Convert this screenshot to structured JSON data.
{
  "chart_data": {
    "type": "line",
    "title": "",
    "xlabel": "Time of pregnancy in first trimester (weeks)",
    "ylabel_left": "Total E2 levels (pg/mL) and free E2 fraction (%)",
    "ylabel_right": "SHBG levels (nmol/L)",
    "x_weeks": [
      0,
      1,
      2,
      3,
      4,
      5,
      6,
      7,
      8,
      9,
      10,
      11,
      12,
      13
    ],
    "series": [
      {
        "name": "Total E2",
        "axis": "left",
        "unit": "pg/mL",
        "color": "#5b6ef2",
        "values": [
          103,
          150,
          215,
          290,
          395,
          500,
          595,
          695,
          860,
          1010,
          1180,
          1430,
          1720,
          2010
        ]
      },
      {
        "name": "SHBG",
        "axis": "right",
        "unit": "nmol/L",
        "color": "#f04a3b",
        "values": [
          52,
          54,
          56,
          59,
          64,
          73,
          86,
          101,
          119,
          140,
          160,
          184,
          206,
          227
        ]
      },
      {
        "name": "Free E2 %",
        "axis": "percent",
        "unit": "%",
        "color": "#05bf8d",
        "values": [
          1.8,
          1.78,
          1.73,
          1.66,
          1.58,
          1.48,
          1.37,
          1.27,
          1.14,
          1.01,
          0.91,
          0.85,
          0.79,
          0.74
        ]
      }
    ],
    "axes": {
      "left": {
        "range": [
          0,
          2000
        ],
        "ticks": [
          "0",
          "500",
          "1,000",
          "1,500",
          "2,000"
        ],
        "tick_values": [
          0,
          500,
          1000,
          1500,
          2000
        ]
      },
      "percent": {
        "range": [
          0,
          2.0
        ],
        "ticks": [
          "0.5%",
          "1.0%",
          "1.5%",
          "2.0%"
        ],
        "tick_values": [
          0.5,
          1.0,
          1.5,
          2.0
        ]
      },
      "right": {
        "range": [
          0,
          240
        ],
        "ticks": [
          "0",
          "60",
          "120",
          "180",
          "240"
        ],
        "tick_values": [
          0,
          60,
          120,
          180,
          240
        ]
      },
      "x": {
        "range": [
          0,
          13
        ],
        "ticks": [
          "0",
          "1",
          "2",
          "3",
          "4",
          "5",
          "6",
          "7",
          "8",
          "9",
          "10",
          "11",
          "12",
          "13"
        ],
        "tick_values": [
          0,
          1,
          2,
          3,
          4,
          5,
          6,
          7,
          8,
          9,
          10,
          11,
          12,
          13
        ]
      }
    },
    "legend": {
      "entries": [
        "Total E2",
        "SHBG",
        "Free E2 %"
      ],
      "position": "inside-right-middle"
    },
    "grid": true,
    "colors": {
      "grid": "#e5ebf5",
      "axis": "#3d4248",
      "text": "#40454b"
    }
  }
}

#### [Given problem]
Copy down every line of the entries containing the word "nmol".

#### [Output below]
    "ylabel_right": "SHBG levels (nmol/L)",
        "unit": "nmol/L",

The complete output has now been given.